-- START OF DATA LINES --
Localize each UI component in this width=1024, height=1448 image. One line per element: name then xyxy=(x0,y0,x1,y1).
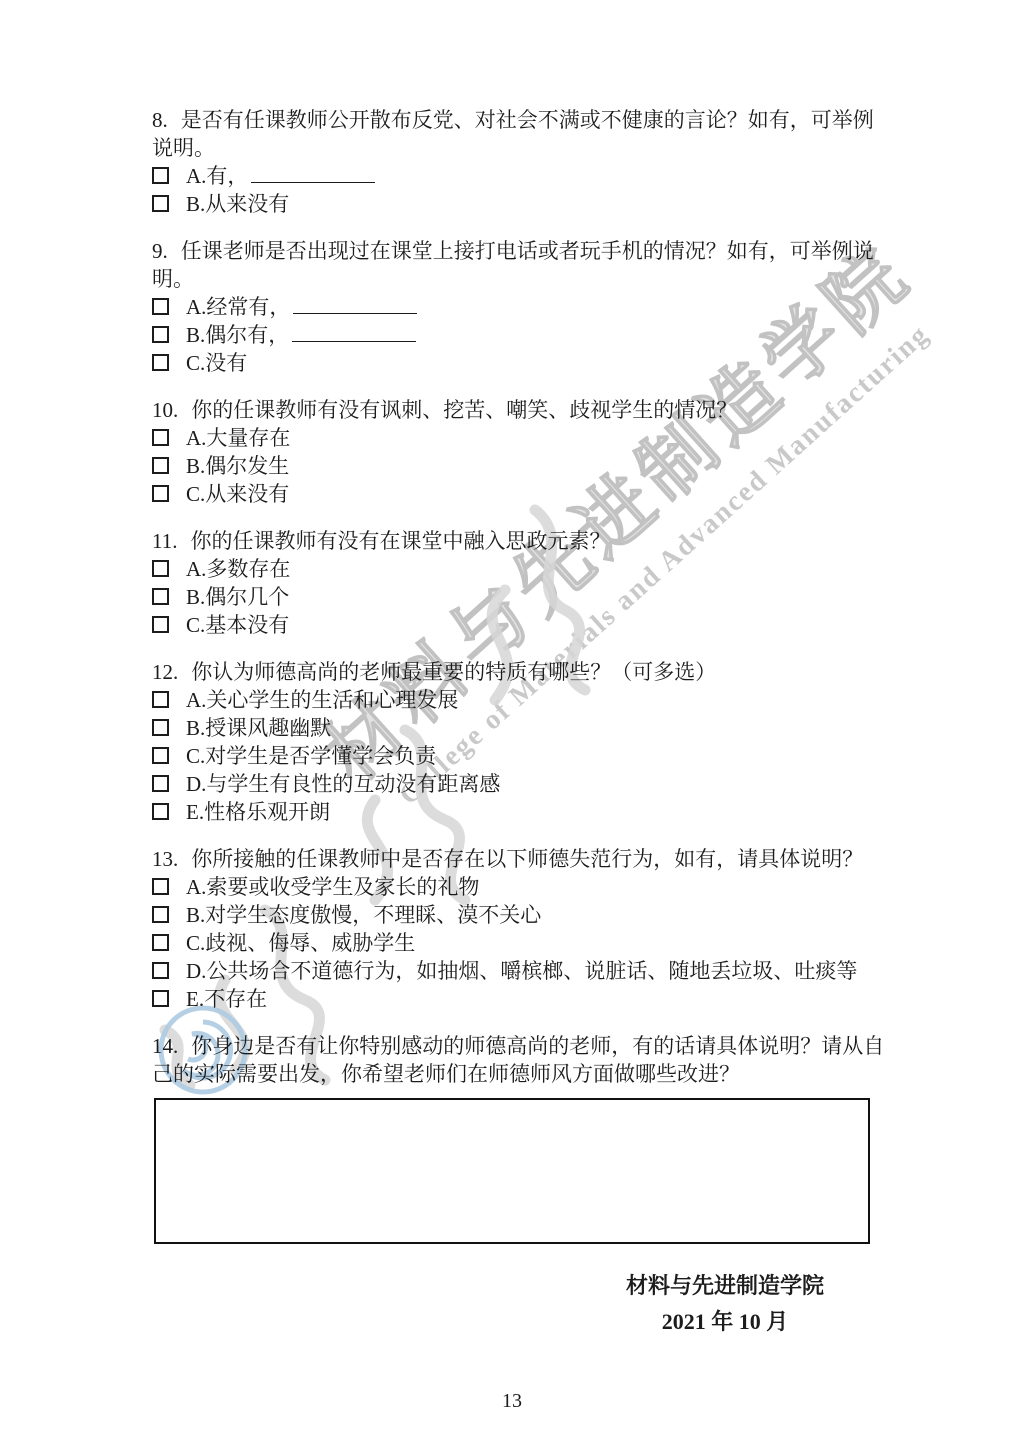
option: D.公共场合不道德行为，如抽烟、嚼槟榔、说脏话、随地丢垃圾、吐痰等 xyxy=(152,957,892,985)
question-number: 8. xyxy=(152,108,168,132)
checkbox-icon xyxy=(152,962,169,979)
option: A.多数存在 xyxy=(152,555,892,583)
option: B.偶尔有， xyxy=(152,321,892,349)
option: B.授课风趣幽默 xyxy=(152,714,892,742)
option-label: A.经常有， xyxy=(186,295,290,319)
question-text: 你认为师德高尚的老师最重要的特质有哪些？（可多选） xyxy=(191,660,716,684)
question-text: 你身边是否有让你特别感动的师德高尚的老师，有的话请具体说明？请从自己的实际需要出… xyxy=(152,1034,884,1086)
option-label: B.偶尔有， xyxy=(186,323,289,347)
checkbox-icon xyxy=(152,775,169,792)
question-number: 11. xyxy=(152,529,177,553)
option-label: A.索要或收受学生及家长的礼物 xyxy=(186,875,479,899)
question-12: 12.你认为师德高尚的老师最重要的特质有哪些？（可多选） A.关心学生的生活和心… xyxy=(152,658,892,826)
checkbox-icon xyxy=(152,878,169,895)
option-label: B.从来没有 xyxy=(186,192,289,216)
college-name: 材料与先进制造学院 xyxy=(614,1268,836,1304)
checkbox-icon xyxy=(152,616,169,633)
checkbox-icon xyxy=(152,803,169,820)
option-label: E.不存在 xyxy=(186,987,267,1011)
option-label: B.偶尔几个 xyxy=(186,585,289,609)
checkbox-icon xyxy=(152,195,169,212)
option-label: D.公共场合不道德行为，如抽烟、嚼槟榔、说脏话、随地丢垃圾、吐痰等 xyxy=(186,959,857,983)
checkbox-icon xyxy=(152,560,169,577)
option: C.歧视、侮辱、威胁学生 xyxy=(152,929,892,957)
option: E.性格乐观开朗 xyxy=(152,798,892,826)
checkbox-icon xyxy=(152,747,169,764)
option-label: C.歧视、侮辱、威胁学生 xyxy=(186,931,415,955)
checkbox-icon xyxy=(152,298,169,315)
answer-box xyxy=(154,1098,870,1244)
option: C.没有 xyxy=(152,349,892,377)
checkbox-icon xyxy=(152,691,169,708)
option-label: C.对学生是否学懂学会负责 xyxy=(186,744,436,768)
option-label: B.偶尔发生 xyxy=(186,454,289,478)
option: C.对学生是否学懂学会负责 xyxy=(152,742,892,770)
option: E.不存在 xyxy=(152,985,892,1013)
option-label: B.授课风趣幽默 xyxy=(186,716,331,740)
page-number: 13 xyxy=(0,1390,1024,1413)
option-label: A.大量存在 xyxy=(186,426,290,450)
question-number: 13. xyxy=(152,847,178,871)
option: B.偶尔几个 xyxy=(152,583,892,611)
question-number: 12. xyxy=(152,660,178,684)
questionnaire-body: 8.是否有任课教师公开散布反党、对社会不满或不健康的言论？如有，可举例说明。 A… xyxy=(152,106,892,1340)
checkbox-icon xyxy=(152,934,169,951)
checkbox-icon xyxy=(152,719,169,736)
signature-block: 材料与先进制造学院 2021 年 10 月 xyxy=(614,1268,836,1340)
option: B.从来没有 xyxy=(152,190,892,218)
question-13: 13.你所接触的任课教师中是否存在以下师德失范行为，如有，请具体说明？ A.索要… xyxy=(152,845,892,1013)
checkbox-icon xyxy=(152,354,169,371)
question-14: 14.你身边是否有让你特别感动的师德高尚的老师，有的话请具体说明？请从自己的实际… xyxy=(152,1032,892,1088)
option: A.关心学生的生活和心理发展 xyxy=(152,686,892,714)
option: C.基本没有 xyxy=(152,611,892,639)
option-label: D.与学生有良性的互动没有距离感 xyxy=(186,772,500,796)
option: B.对学生态度傲慢，不理睬、漠不关心 xyxy=(152,901,892,929)
question-text: 你所接触的任课教师中是否存在以下师德失范行为，如有，请具体说明？ xyxy=(191,847,863,871)
option: B.偶尔发生 xyxy=(152,452,892,480)
option-label: C.没有 xyxy=(186,351,247,375)
checkbox-icon xyxy=(152,485,169,502)
checkbox-icon xyxy=(152,906,169,923)
option-label: C.基本没有 xyxy=(186,613,289,637)
question-number: 10. xyxy=(152,398,178,422)
document-page: 材料与先进制造学院 College of Materials and Advan… xyxy=(0,0,1024,1448)
option: A.有， xyxy=(152,162,892,190)
blank-line xyxy=(293,296,417,314)
question-10: 10.你的任课教师有没有讽刺、挖苦、嘲笑、歧视学生的情况？ A.大量存在 B.偶… xyxy=(152,396,892,508)
question-11: 11.你的任课教师有没有在课堂中融入思政元素？ A.多数存在 B.偶尔几个 C.… xyxy=(152,527,892,639)
option: A.大量存在 xyxy=(152,424,892,452)
option-label: B.对学生态度傲慢，不理睬、漠不关心 xyxy=(186,903,541,927)
checkbox-icon xyxy=(152,990,169,1007)
blank-line xyxy=(251,165,375,183)
option-label: A.多数存在 xyxy=(186,557,290,581)
checkbox-icon xyxy=(152,167,169,184)
question-text: 任课老师是否出现过在课堂上接打电话或者玩手机的情况？如有，可举例说明。 xyxy=(152,239,874,291)
question-text: 你的任课教师有没有讽刺、挖苦、嘲笑、歧视学生的情况？ xyxy=(191,398,737,422)
document-date: 2021 年 10 月 xyxy=(614,1304,836,1340)
question-number: 9. xyxy=(152,239,168,263)
checkbox-icon xyxy=(152,457,169,474)
question-text: 是否有任课教师公开散布反党、对社会不满或不健康的言论？如有，可举例说明。 xyxy=(152,108,874,160)
question-9: 9.任课老师是否出现过在课堂上接打电话或者玩手机的情况？如有，可举例说明。 A.… xyxy=(152,237,892,377)
question-number: 14. xyxy=(152,1034,178,1058)
checkbox-icon xyxy=(152,588,169,605)
checkbox-icon xyxy=(152,326,169,343)
option: A.索要或收受学生及家长的礼物 xyxy=(152,873,892,901)
option-label: A.有， xyxy=(186,164,248,188)
question-8: 8.是否有任课教师公开散布反党、对社会不满或不健康的言论？如有，可举例说明。 A… xyxy=(152,106,892,218)
option: D.与学生有良性的互动没有距离感 xyxy=(152,770,892,798)
question-text: 你的任课教师有没有在课堂中融入思政元素？ xyxy=(190,529,610,553)
option-label: C.从来没有 xyxy=(186,482,289,506)
option-label: A.关心学生的生活和心理发展 xyxy=(186,688,458,712)
option-label: E.性格乐观开朗 xyxy=(186,800,330,824)
blank-line xyxy=(292,324,416,342)
option: A.经常有， xyxy=(152,293,892,321)
checkbox-icon xyxy=(152,429,169,446)
option: C.从来没有 xyxy=(152,480,892,508)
-- END OF DATA LINES --
■ EXERCISE
Can you reproduce every row above verbatim, leaving out the picture?

■ TASK SOLUTION
Localize each UI component in this width=1024, height=1448 image. One line per element: name then xyxy=(x0,y0,x1,y1).
option: D.公共场合不道德行为，如抽烟、嚼槟榔、说脏话、随地丢垃圾、吐痰等 xyxy=(152,957,892,985)
question-number: 8. xyxy=(152,108,168,132)
checkbox-icon xyxy=(152,962,169,979)
option: A.多数存在 xyxy=(152,555,892,583)
option: B.偶尔有， xyxy=(152,321,892,349)
option: B.授课风趣幽默 xyxy=(152,714,892,742)
option-label: A.经常有， xyxy=(186,295,290,319)
question-text: 你认为师德高尚的老师最重要的特质有哪些？（可多选） xyxy=(191,660,716,684)
question-text: 你身边是否有让你特别感动的师德高尚的老师，有的话请具体说明？请从自己的实际需要出… xyxy=(152,1034,884,1086)
option-label: B.偶尔有， xyxy=(186,323,289,347)
checkbox-icon xyxy=(152,775,169,792)
question-number: 11. xyxy=(152,529,177,553)
option-label: A.索要或收受学生及家长的礼物 xyxy=(186,875,479,899)
question-12: 12.你认为师德高尚的老师最重要的特质有哪些？（可多选） A.关心学生的生活和心… xyxy=(152,658,892,826)
checkbox-icon xyxy=(152,878,169,895)
option-label: B.从来没有 xyxy=(186,192,289,216)
college-name: 材料与先进制造学院 xyxy=(614,1268,836,1304)
checkbox-icon xyxy=(152,616,169,633)
checkbox-icon xyxy=(152,803,169,820)
option-label: E.不存在 xyxy=(186,987,267,1011)
option-label: B.偶尔几个 xyxy=(186,585,289,609)
checkbox-icon xyxy=(152,195,169,212)
option-label: D.公共场合不道德行为，如抽烟、嚼槟榔、说脏话、随地丢垃圾、吐痰等 xyxy=(186,959,857,983)
checkbox-icon xyxy=(152,560,169,577)
option: C.歧视、侮辱、威胁学生 xyxy=(152,929,892,957)
option: E.性格乐观开朗 xyxy=(152,798,892,826)
checkbox-icon xyxy=(152,747,169,764)
option-label: C.歧视、侮辱、威胁学生 xyxy=(186,931,415,955)
checkbox-icon xyxy=(152,298,169,315)
answer-box xyxy=(154,1098,870,1244)
option: C.没有 xyxy=(152,349,892,377)
checkbox-icon xyxy=(152,691,169,708)
option-label: C.对学生是否学懂学会负责 xyxy=(186,744,436,768)
option-label: B.偶尔发生 xyxy=(186,454,289,478)
option: C.对学生是否学懂学会负责 xyxy=(152,742,892,770)
option: E.不存在 xyxy=(152,985,892,1013)
option-label: B.授课风趣幽默 xyxy=(186,716,331,740)
page-number: 13 xyxy=(0,1390,1024,1413)
option-label: A.大量存在 xyxy=(186,426,290,450)
question-number: 13. xyxy=(152,847,178,871)
option: B.偶尔几个 xyxy=(152,583,892,611)
question-number: 12. xyxy=(152,660,178,684)
questionnaire-body: 8.是否有任课教师公开散布反党、对社会不满或不健康的言论？如有，可举例说明。 A… xyxy=(152,106,892,1340)
checkbox-icon xyxy=(152,934,169,951)
checkbox-icon xyxy=(152,719,169,736)
signature-block: 材料与先进制造学院 2021 年 10 月 xyxy=(614,1268,836,1340)
option: B.从来没有 xyxy=(152,190,892,218)
question-13: 13.你所接触的任课教师中是否存在以下师德失范行为，如有，请具体说明？ A.索要… xyxy=(152,845,892,1013)
checkbox-icon xyxy=(152,354,169,371)
question-14: 14.你身边是否有让你特别感动的师德高尚的老师，有的话请具体说明？请从自己的实际… xyxy=(152,1032,892,1088)
option: A.关心学生的生活和心理发展 xyxy=(152,686,892,714)
option: C.基本没有 xyxy=(152,611,892,639)
option-label: D.与学生有良性的互动没有距离感 xyxy=(186,772,500,796)
option: B.对学生态度傲慢，不理睬、漠不关心 xyxy=(152,901,892,929)
question-text: 你所接触的任课教师中是否存在以下师德失范行为，如有，请具体说明？ xyxy=(191,847,863,871)
option: B.偶尔发生 xyxy=(152,452,892,480)
option-label: C.没有 xyxy=(186,351,247,375)
checkbox-icon xyxy=(152,485,169,502)
checkbox-icon xyxy=(152,906,169,923)
option-label: C.基本没有 xyxy=(186,613,289,637)
question-number: 10. xyxy=(152,398,178,422)
document-page: 材料与先进制造学院 College of Materials and Advan… xyxy=(0,0,1024,1448)
option: A.有， xyxy=(152,162,892,190)
blank-line xyxy=(293,296,417,314)
question-10: 10.你的任课教师有没有讽刺、挖苦、嘲笑、歧视学生的情况？ A.大量存在 B.偶… xyxy=(152,396,892,508)
question-11: 11.你的任课教师有没有在课堂中融入思政元素？ A.多数存在 B.偶尔几个 C.… xyxy=(152,527,892,639)
option: A.大量存在 xyxy=(152,424,892,452)
option-label: B.对学生态度傲慢，不理睬、漠不关心 xyxy=(186,903,541,927)
checkbox-icon xyxy=(152,990,169,1007)
blank-line xyxy=(251,165,375,183)
option-label: A.多数存在 xyxy=(186,557,290,581)
checkbox-icon xyxy=(152,167,169,184)
question-text: 任课老师是否出现过在课堂上接打电话或者玩手机的情况？如有，可举例说明。 xyxy=(152,239,874,291)
question-text: 你的任课教师有没有讽刺、挖苦、嘲笑、歧视学生的情况？ xyxy=(191,398,737,422)
document-date: 2021 年 10 月 xyxy=(614,1304,836,1340)
question-number: 9. xyxy=(152,239,168,263)
checkbox-icon xyxy=(152,457,169,474)
question-text: 是否有任课教师公开散布反党、对社会不满或不健康的言论？如有，可举例说明。 xyxy=(152,108,874,160)
question-9: 9.任课老师是否出现过在课堂上接打电话或者玩手机的情况？如有，可举例说明。 A.… xyxy=(152,237,892,377)
question-number: 14. xyxy=(152,1034,178,1058)
checkbox-icon xyxy=(152,588,169,605)
checkbox-icon xyxy=(152,326,169,343)
option: A.索要或收受学生及家长的礼物 xyxy=(152,873,892,901)
option-label: A.有， xyxy=(186,164,248,188)
question-8: 8.是否有任课教师公开散布反党、对社会不满或不健康的言论？如有，可举例说明。 A… xyxy=(152,106,892,218)
option: D.与学生有良性的互动没有距离感 xyxy=(152,770,892,798)
question-text: 你的任课教师有没有在课堂中融入思政元素？ xyxy=(190,529,610,553)
option-label: C.从来没有 xyxy=(186,482,289,506)
option-label: A.关心学生的生活和心理发展 xyxy=(186,688,458,712)
option-label: E.性格乐观开朗 xyxy=(186,800,330,824)
blank-line xyxy=(292,324,416,342)
option: A.经常有， xyxy=(152,293,892,321)
checkbox-icon xyxy=(152,429,169,446)
option: C.从来没有 xyxy=(152,480,892,508)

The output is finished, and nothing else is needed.